#### [The task]
Extract, from the listing that follows, each line containing the word "structure".
>> begin Source records
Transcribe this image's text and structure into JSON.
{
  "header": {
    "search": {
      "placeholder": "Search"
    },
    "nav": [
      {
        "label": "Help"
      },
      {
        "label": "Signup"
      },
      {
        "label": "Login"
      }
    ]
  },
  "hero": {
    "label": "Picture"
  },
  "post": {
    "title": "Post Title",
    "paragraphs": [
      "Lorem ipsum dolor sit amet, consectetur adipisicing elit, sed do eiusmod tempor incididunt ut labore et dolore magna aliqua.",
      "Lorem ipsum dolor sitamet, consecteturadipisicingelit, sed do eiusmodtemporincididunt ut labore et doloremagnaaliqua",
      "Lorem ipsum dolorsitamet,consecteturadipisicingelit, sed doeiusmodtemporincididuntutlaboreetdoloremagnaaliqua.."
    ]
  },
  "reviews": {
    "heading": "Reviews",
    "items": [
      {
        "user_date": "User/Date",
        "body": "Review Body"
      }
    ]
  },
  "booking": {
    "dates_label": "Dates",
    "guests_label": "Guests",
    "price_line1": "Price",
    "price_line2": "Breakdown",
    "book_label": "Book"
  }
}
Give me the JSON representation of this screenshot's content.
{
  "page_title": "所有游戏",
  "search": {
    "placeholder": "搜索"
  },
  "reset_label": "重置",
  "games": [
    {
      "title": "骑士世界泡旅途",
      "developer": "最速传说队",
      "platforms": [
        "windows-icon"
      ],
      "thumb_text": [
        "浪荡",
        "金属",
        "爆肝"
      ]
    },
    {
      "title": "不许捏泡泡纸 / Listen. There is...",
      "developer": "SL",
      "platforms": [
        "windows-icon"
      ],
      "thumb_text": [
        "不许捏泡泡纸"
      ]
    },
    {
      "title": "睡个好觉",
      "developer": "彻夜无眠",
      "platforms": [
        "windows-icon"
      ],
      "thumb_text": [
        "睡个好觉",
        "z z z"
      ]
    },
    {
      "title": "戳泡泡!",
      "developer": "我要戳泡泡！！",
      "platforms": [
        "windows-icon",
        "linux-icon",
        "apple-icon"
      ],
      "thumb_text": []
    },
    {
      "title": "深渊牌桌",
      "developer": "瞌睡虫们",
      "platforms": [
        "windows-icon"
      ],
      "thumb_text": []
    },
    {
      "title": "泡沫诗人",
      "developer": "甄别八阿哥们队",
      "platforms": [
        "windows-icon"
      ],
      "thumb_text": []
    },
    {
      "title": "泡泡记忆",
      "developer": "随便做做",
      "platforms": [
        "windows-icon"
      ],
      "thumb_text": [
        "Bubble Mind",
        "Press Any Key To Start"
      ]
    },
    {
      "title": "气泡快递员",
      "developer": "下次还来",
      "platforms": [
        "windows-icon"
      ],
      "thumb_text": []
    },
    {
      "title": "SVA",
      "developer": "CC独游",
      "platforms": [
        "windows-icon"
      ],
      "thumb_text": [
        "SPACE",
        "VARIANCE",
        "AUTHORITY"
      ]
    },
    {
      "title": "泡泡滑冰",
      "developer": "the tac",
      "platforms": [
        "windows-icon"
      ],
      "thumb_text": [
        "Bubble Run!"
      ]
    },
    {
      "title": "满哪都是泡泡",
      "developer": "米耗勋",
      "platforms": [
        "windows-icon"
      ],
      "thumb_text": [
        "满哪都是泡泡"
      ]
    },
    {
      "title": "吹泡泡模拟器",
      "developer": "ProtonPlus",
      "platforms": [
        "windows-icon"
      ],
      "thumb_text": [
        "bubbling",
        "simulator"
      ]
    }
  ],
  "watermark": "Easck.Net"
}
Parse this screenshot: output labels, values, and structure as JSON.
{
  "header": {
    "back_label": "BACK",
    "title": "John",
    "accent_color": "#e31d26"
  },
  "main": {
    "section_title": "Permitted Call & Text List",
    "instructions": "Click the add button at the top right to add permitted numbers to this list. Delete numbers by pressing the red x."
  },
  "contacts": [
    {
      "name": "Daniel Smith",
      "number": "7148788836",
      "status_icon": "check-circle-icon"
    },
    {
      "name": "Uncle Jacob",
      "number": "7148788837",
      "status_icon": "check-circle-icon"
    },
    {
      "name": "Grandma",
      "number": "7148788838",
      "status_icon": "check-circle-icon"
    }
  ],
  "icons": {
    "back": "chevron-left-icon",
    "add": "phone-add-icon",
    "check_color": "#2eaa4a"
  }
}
>> end Source records
#### [Result of the task]
Transcribe this image's text and structure into JSON.
Parse this screenshot: output labels, values, and structure as JSON.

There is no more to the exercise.